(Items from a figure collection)
* * *
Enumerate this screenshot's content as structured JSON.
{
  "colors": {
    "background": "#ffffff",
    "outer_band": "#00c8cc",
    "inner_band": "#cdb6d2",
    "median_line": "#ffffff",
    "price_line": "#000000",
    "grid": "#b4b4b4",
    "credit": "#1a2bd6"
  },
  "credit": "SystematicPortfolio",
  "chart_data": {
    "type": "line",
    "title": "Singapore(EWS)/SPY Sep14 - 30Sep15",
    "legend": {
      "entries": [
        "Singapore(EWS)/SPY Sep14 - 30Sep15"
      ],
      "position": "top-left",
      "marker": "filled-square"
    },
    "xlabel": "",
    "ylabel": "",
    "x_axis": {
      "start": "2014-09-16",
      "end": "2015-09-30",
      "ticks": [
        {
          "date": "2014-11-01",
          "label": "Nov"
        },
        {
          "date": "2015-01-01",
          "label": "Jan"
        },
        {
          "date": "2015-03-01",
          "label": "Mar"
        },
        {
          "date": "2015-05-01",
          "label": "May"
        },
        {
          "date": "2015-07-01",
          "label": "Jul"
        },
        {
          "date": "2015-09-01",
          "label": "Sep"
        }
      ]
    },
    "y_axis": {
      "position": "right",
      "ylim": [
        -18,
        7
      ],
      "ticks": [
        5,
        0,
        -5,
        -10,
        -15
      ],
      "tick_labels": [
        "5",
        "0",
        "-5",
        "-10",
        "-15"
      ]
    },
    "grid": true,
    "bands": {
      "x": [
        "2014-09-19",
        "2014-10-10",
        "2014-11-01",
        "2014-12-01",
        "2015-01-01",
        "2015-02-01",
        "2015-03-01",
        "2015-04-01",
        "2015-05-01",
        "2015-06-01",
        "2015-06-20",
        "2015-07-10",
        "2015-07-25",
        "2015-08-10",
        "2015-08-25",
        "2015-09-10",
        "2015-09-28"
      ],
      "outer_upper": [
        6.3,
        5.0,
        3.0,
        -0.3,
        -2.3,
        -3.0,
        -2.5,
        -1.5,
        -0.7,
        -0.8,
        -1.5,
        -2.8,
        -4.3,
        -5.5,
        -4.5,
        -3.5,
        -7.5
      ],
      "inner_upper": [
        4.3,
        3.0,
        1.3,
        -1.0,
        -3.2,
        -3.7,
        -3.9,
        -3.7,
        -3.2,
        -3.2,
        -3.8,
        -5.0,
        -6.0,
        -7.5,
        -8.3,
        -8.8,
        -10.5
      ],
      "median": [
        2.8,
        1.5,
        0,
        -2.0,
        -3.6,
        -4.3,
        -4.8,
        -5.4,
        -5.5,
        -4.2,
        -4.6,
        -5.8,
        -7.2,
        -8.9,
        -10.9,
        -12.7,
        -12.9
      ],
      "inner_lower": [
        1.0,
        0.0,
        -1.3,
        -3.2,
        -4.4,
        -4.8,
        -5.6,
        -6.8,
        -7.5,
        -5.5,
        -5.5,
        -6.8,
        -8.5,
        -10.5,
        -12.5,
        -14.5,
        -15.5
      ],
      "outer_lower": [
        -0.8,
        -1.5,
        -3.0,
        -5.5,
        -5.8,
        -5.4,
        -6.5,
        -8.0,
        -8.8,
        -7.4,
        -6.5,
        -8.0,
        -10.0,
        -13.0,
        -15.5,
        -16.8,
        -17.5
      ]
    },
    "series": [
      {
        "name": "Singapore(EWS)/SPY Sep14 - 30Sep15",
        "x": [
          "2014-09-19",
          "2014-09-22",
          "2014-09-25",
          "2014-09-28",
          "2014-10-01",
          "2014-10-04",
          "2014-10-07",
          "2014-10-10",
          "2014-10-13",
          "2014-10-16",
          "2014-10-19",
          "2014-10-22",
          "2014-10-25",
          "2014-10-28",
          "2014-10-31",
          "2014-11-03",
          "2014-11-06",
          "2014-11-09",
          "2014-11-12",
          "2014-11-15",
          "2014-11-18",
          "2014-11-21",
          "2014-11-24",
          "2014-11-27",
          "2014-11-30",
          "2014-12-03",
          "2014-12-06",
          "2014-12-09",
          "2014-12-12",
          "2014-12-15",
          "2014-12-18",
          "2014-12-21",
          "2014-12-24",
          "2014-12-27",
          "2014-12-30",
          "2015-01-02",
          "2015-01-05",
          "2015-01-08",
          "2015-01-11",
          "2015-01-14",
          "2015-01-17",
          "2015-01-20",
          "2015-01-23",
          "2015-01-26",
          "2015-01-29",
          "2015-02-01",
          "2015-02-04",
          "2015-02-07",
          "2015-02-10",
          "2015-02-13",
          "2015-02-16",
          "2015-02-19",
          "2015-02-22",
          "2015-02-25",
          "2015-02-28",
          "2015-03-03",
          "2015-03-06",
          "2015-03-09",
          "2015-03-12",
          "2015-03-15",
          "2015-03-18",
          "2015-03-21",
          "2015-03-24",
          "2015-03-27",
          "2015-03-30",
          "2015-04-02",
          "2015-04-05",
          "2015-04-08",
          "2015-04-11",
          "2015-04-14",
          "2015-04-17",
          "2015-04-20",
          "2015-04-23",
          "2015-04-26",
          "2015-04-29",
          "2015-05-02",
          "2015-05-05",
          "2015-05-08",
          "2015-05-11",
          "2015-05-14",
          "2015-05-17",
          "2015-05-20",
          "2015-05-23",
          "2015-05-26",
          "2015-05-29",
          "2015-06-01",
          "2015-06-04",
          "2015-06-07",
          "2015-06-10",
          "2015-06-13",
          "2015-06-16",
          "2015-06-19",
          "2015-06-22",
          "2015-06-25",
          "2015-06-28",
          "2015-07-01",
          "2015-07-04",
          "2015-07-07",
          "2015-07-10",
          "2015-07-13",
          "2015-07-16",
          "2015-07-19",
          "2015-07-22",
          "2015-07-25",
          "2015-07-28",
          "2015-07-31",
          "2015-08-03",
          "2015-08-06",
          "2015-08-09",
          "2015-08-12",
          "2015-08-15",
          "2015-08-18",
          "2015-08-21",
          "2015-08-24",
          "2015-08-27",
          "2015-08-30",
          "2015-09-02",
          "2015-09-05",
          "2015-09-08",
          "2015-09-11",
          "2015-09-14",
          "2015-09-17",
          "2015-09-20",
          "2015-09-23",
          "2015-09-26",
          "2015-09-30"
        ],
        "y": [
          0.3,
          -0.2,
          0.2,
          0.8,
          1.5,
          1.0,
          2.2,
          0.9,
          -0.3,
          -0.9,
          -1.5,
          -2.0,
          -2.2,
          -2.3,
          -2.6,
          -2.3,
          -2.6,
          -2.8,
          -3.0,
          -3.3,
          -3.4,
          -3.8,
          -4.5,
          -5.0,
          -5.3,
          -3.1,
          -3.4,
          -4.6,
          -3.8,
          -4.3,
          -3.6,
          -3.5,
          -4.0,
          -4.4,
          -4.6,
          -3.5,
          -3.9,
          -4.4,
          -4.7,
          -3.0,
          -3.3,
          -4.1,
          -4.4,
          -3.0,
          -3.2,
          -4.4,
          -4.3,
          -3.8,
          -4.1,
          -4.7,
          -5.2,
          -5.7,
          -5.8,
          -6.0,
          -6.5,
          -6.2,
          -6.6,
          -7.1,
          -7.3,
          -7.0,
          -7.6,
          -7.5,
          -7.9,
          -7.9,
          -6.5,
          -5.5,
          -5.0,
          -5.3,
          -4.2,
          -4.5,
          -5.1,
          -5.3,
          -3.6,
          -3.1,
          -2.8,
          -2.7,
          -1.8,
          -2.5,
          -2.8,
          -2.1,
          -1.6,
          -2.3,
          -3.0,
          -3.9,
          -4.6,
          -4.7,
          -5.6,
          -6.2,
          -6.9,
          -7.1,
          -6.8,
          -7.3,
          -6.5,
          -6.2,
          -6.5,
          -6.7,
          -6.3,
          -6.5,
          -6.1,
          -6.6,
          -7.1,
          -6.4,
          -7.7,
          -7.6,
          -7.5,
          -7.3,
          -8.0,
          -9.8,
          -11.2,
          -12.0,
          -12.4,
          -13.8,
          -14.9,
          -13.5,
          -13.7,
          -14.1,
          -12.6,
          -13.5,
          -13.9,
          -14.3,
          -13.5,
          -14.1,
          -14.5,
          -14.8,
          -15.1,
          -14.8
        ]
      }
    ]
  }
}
* * *
| WHAT YOU ARE ASKED TO DO |
Copy each line from the data above that includes "ffffff".

| OUTPUT OF THE TASK |
    "background": "#ffffff",
    "median_line": "#ffffff",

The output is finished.